The exercise: Which lines contain the string "champignons"? Please list every one of them.
____ Task data
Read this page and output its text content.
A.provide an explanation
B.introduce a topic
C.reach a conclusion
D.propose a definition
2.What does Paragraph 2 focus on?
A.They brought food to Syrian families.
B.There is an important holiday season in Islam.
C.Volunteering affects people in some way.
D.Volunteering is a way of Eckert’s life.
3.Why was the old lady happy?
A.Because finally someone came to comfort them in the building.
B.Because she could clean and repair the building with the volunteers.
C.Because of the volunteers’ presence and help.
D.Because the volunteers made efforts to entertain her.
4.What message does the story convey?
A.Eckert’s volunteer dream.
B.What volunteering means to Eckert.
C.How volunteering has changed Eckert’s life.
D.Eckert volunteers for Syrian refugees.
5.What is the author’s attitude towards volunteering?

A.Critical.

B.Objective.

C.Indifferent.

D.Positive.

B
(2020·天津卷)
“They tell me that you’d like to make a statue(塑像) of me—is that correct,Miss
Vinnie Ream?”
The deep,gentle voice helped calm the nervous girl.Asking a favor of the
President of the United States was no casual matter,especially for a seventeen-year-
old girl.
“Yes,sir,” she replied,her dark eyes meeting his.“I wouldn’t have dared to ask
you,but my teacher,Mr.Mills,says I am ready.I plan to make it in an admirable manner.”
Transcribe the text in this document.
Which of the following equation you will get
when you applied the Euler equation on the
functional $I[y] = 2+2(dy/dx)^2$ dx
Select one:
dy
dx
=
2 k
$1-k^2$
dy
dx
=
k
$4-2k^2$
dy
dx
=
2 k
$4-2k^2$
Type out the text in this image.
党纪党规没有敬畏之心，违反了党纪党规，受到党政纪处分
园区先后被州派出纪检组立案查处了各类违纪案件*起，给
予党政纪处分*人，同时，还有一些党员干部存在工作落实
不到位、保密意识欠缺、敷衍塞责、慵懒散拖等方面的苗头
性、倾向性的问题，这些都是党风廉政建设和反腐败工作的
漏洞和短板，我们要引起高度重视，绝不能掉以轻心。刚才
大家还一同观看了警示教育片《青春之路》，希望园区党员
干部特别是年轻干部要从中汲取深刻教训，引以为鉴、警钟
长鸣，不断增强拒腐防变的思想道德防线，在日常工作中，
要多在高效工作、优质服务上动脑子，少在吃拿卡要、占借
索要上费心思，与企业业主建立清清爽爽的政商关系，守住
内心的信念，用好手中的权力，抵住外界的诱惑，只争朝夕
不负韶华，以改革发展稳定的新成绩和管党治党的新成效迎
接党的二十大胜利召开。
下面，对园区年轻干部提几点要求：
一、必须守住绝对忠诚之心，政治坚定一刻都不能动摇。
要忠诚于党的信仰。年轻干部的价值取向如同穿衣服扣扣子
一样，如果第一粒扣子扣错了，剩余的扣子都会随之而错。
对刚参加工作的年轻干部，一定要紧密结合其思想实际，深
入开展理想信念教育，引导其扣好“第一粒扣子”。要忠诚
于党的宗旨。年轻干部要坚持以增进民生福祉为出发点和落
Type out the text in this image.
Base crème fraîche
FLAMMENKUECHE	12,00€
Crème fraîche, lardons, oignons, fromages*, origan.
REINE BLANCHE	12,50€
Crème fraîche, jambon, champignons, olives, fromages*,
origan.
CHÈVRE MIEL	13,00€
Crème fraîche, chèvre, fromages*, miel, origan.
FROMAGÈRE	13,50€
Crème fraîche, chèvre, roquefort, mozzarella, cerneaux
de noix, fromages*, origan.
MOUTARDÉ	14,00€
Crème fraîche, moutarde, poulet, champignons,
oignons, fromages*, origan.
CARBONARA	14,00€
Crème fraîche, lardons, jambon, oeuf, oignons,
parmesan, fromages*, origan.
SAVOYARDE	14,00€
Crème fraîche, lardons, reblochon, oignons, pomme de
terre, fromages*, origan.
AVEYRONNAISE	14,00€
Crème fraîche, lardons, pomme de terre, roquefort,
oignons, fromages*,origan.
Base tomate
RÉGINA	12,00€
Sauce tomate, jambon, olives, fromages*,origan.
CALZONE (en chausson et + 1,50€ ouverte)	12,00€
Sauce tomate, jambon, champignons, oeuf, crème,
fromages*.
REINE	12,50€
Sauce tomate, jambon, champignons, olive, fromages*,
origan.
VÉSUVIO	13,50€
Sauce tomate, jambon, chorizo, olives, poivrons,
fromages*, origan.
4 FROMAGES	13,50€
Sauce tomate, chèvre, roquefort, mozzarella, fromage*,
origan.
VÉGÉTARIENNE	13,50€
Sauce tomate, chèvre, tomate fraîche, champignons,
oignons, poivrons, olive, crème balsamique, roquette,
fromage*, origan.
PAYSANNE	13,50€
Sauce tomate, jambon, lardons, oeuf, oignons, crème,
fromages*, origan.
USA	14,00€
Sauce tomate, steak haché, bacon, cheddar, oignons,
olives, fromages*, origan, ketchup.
________
Correct answer:
Crème fraîche, jambon, champignons, olives, fromages*,
Crème fraîche, moutarde, poulet, champignons,
Sauce tomate, jambon, champignons, oeuf, crème,
Sauce tomate, jambon, champignons, olive, fromages*,
Sauce tomate, chèvre, tomate fraîche, champignons,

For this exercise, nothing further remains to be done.